■ Given task ■
Pull each line holding "между" out of the entries below.

■ Material for this task ■
::::::::::
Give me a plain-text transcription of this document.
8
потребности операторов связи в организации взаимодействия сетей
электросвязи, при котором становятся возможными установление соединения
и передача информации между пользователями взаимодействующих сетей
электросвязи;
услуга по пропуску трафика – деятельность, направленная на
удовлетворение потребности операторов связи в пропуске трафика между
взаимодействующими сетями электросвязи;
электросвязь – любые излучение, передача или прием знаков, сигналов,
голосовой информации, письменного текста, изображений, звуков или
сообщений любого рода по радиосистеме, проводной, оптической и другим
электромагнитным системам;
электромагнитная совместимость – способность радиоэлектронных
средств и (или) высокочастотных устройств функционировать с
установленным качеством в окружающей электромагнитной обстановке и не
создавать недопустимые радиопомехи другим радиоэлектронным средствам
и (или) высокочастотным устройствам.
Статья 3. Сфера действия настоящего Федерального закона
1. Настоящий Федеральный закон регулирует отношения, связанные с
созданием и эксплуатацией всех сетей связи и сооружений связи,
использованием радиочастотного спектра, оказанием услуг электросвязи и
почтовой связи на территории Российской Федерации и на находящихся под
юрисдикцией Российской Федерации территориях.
::::::::::
■ Exercise result ■
и передача информации между пользователями взаимодействующих сетей
удовлетворение потребности операторов связи в пропуске трафика между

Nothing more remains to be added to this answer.